_Raw records_

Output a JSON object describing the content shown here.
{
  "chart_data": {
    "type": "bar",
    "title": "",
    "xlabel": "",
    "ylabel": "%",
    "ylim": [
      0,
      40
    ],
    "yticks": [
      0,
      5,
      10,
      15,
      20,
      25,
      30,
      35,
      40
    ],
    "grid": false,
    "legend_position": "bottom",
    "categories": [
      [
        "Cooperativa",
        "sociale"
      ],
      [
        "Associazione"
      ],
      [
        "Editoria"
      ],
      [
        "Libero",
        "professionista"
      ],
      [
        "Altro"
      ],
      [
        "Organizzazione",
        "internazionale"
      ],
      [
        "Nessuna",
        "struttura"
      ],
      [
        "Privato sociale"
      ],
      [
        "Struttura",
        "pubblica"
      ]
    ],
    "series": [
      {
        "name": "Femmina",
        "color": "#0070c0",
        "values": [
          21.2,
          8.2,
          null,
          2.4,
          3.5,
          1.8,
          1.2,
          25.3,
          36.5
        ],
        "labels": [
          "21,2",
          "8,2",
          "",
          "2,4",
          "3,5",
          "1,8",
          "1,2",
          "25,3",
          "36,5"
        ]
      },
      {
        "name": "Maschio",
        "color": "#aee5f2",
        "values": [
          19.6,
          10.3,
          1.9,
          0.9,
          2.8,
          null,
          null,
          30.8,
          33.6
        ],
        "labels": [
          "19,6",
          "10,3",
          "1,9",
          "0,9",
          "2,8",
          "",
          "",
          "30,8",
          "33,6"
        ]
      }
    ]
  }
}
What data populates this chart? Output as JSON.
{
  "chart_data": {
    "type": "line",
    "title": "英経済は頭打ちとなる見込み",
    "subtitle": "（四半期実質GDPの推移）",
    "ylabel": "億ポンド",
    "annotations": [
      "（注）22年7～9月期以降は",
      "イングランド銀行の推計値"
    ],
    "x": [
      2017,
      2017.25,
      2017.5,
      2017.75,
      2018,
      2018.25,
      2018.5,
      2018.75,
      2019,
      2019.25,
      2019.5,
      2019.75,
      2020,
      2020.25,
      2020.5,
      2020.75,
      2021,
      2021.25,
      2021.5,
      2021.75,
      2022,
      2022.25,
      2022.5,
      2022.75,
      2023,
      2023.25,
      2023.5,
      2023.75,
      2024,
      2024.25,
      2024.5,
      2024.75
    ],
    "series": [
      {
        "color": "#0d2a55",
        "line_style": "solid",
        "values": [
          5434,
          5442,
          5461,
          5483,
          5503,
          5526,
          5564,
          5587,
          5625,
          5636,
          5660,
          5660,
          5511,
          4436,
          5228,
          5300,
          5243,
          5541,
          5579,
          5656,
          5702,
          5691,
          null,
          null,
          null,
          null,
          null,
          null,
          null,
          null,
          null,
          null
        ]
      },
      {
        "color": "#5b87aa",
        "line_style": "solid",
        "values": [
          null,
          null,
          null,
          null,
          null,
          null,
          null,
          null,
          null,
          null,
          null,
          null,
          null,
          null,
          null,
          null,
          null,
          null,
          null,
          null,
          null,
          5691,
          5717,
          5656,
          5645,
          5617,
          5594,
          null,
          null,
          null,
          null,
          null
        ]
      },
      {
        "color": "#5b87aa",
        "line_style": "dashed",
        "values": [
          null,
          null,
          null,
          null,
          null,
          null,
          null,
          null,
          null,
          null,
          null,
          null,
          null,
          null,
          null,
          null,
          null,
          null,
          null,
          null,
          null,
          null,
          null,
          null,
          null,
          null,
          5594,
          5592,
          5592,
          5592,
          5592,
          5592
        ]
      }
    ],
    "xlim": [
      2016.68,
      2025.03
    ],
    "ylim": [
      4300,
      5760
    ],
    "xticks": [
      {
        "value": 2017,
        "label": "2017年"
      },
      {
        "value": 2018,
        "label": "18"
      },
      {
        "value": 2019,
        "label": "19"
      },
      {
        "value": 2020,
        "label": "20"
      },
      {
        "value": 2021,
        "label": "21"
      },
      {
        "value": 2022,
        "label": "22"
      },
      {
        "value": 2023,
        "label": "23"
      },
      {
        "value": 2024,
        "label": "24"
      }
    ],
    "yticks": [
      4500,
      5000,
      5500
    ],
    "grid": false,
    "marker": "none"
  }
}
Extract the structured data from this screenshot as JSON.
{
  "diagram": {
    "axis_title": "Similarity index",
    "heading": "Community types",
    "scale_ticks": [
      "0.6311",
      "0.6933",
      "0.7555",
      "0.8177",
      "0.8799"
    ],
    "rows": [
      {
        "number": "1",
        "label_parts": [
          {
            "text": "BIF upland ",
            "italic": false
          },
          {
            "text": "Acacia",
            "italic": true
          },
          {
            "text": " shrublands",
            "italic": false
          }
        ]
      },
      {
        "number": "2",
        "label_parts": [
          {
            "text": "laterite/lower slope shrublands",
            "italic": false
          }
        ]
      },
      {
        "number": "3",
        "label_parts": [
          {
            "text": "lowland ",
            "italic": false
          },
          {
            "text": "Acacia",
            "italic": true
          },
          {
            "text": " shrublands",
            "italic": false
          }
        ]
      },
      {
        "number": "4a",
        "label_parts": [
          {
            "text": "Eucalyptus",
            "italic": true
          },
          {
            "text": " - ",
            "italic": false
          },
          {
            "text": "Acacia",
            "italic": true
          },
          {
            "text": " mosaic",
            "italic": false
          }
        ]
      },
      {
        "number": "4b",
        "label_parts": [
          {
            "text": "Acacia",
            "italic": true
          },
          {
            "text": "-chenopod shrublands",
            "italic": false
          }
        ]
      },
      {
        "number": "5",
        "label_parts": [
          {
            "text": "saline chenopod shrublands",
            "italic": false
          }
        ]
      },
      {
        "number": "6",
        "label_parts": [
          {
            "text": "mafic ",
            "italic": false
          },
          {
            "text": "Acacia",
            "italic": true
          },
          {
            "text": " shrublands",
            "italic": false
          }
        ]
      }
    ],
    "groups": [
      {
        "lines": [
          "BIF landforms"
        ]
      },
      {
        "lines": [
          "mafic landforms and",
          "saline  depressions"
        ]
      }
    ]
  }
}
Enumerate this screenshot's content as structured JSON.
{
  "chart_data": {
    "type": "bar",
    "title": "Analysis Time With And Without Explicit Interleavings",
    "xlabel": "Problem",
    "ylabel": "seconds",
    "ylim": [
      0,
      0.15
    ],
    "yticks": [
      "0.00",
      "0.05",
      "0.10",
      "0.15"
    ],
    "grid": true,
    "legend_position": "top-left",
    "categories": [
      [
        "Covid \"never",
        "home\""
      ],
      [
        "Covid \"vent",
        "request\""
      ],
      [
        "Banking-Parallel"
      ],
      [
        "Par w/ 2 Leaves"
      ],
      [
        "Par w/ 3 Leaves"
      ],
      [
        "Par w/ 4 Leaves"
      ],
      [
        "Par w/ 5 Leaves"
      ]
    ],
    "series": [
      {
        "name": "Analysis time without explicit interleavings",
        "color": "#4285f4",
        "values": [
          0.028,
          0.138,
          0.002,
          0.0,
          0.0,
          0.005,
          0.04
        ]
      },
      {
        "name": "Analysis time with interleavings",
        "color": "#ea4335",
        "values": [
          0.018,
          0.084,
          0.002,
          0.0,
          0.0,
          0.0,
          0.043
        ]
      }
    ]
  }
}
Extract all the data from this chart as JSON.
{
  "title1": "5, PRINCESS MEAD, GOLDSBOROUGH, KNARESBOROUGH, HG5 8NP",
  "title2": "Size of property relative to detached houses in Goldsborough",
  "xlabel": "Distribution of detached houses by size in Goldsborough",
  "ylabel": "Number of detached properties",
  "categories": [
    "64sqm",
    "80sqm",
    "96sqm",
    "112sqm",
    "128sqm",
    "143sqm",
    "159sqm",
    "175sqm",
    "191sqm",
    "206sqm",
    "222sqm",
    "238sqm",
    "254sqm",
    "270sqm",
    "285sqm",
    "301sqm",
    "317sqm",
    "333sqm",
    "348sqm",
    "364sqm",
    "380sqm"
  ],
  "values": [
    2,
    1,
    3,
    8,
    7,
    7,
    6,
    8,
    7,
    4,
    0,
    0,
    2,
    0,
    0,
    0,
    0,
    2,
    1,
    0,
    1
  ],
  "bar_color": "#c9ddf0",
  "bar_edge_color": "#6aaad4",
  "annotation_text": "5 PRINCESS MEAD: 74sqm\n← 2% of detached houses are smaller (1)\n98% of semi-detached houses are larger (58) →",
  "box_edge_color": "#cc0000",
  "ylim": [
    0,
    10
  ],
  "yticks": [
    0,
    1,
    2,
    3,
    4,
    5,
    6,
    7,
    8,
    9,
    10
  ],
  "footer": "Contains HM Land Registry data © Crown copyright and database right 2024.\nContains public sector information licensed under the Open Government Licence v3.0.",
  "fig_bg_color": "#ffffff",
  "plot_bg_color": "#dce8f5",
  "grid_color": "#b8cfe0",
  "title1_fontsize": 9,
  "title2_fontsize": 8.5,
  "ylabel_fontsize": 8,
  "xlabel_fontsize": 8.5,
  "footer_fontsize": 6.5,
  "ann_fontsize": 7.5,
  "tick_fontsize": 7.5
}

_What this task involves_
Copy each line holding the word "structured" from the listing above.

_Task solution_
Extract the structured data from this screenshot as JSON.
Enumerate this screenshot's content as structured JSON.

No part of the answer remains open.